[Saved data entries]

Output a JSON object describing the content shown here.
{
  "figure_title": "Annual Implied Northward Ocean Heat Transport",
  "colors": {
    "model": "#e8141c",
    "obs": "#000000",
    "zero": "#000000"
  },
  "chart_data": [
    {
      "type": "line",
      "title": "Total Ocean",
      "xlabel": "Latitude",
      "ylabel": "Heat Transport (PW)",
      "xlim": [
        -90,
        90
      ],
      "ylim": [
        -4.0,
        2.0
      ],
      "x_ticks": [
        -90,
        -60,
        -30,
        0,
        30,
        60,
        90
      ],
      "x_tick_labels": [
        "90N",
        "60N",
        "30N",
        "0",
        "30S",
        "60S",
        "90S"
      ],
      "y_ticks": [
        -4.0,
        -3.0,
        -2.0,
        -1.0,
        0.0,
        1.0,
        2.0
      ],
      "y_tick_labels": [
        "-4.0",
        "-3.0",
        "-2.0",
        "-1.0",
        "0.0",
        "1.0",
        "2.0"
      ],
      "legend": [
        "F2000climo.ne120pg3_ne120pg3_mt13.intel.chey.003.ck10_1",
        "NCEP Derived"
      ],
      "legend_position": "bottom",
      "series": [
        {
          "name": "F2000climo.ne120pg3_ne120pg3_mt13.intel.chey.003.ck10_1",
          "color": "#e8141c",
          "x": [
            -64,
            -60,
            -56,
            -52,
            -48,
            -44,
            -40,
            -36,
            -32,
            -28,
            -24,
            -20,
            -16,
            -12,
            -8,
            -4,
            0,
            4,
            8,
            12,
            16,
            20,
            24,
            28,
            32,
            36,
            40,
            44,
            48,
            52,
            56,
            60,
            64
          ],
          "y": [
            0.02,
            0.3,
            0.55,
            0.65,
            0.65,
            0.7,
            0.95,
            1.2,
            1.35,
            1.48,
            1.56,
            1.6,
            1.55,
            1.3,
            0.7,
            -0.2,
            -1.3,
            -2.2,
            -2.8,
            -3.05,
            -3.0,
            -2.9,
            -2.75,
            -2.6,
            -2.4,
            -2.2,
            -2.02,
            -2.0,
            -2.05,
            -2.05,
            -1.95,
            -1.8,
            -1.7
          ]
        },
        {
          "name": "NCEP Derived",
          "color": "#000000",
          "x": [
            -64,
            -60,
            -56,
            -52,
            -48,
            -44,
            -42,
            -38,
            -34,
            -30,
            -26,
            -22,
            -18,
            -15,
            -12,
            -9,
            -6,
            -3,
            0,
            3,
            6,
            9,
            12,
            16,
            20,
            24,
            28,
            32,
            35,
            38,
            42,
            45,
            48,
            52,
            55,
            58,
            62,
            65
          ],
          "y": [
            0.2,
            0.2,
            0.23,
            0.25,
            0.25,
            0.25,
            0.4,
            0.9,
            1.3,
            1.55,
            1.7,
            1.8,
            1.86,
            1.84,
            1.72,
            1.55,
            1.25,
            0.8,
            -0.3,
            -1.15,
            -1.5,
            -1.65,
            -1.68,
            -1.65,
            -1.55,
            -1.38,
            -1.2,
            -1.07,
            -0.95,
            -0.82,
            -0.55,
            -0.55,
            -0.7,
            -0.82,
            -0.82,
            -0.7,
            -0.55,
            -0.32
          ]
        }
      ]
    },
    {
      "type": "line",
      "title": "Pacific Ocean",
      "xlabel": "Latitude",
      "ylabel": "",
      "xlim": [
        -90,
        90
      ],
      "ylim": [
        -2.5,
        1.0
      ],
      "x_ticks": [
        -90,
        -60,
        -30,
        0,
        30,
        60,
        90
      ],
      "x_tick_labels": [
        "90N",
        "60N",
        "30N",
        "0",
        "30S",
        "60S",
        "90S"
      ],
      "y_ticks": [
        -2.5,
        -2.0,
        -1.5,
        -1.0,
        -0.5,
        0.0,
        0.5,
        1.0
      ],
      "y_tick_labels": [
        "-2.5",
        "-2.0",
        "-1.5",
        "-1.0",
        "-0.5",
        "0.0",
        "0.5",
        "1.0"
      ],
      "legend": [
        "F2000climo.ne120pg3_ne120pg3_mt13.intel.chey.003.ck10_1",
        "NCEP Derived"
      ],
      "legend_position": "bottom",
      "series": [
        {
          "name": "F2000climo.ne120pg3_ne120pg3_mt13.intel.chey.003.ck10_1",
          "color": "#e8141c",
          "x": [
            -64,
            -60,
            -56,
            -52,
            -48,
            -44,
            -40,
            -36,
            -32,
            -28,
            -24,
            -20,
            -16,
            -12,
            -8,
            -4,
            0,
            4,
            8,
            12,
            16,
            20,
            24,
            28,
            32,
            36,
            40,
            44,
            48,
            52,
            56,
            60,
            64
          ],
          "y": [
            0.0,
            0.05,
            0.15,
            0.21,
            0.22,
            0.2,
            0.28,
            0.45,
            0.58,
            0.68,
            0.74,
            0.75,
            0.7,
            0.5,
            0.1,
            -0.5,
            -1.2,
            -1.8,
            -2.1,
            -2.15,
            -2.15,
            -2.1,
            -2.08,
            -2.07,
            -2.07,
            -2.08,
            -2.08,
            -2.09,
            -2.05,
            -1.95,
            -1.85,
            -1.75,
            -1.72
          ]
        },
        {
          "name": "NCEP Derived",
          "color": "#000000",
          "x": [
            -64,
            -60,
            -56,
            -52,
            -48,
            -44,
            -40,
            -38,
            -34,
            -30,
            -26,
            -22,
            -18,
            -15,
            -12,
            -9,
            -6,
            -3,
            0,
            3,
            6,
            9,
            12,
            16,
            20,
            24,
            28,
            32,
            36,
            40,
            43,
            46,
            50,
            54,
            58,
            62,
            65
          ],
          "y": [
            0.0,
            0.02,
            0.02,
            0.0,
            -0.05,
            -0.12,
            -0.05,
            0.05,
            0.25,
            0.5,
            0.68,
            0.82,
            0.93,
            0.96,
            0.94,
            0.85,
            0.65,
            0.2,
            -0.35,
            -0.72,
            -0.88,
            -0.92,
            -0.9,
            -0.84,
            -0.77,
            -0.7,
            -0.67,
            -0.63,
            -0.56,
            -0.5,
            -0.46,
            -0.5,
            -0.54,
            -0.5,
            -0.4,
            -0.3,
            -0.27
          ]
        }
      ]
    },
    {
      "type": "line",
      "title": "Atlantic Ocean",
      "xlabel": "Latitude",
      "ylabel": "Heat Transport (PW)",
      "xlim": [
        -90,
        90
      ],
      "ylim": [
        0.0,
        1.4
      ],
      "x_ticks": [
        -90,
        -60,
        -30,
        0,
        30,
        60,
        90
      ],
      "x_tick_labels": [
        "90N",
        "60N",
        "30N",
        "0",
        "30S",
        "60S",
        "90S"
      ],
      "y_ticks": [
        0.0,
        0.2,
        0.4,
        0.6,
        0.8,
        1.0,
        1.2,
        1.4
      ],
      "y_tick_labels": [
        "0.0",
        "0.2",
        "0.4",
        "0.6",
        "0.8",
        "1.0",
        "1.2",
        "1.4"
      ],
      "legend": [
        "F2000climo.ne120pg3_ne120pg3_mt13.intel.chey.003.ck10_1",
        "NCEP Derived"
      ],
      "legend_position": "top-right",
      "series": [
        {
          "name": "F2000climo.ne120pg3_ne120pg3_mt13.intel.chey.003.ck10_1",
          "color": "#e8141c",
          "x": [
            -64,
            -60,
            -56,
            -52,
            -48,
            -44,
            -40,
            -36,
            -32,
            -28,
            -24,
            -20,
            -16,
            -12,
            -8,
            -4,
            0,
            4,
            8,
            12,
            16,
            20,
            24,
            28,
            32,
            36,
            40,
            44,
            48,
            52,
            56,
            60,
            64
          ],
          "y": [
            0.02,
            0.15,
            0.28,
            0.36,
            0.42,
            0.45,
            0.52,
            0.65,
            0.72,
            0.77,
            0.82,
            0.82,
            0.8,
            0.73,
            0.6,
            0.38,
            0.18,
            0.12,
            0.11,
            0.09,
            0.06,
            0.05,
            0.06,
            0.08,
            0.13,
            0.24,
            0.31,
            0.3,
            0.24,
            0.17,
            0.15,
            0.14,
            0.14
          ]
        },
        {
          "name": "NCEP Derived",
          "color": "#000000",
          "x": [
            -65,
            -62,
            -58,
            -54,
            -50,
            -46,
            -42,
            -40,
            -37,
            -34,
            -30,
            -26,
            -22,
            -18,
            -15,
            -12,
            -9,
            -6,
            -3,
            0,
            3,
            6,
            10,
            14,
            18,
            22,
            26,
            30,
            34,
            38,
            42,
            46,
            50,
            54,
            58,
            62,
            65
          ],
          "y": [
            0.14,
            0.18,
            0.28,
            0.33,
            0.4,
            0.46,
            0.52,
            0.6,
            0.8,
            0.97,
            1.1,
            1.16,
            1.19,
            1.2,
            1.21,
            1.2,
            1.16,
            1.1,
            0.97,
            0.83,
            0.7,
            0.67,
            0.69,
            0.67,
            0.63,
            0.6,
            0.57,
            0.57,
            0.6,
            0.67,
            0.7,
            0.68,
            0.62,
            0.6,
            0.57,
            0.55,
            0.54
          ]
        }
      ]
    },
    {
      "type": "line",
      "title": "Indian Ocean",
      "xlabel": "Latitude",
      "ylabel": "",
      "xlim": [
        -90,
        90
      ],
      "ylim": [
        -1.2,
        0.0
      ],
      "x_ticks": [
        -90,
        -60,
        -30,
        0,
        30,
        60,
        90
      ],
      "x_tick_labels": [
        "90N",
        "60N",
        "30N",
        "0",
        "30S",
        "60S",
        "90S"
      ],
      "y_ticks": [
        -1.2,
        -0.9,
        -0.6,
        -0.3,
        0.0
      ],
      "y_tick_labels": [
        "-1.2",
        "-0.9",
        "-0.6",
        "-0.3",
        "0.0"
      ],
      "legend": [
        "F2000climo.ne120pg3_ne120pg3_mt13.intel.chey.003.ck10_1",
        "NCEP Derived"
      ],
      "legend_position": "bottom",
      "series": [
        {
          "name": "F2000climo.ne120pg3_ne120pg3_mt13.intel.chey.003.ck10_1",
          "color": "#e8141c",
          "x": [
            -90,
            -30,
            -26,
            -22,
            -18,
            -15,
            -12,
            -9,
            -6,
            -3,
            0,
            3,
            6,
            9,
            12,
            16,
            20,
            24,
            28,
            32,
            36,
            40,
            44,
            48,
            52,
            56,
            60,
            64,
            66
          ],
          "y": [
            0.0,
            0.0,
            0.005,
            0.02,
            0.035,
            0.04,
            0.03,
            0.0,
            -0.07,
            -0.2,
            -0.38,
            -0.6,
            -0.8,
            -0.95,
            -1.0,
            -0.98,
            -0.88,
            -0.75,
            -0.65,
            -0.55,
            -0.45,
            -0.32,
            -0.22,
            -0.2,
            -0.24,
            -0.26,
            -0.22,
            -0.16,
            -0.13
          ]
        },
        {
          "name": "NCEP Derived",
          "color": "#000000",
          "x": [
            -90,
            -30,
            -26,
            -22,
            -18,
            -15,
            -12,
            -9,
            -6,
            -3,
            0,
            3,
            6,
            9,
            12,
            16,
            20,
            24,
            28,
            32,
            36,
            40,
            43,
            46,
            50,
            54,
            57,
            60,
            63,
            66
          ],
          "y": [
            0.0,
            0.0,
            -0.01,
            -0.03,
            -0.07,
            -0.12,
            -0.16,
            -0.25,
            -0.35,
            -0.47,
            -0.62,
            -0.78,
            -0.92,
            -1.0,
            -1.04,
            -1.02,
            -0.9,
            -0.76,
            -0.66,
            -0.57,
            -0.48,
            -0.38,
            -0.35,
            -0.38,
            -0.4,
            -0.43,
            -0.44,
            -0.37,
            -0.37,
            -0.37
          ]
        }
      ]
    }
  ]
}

DIRECTIVE
Point out every line holding the string "Ocean" and copy it.

WRITTEN SOLUTION
  "figure_title": "Annual Implied Northward Ocean Heat Transport",
      "title": "Total Ocean",
      "title": "Pacific Ocean",
      "title": "Atlantic Ocean",
      "title": "Indian Ocean",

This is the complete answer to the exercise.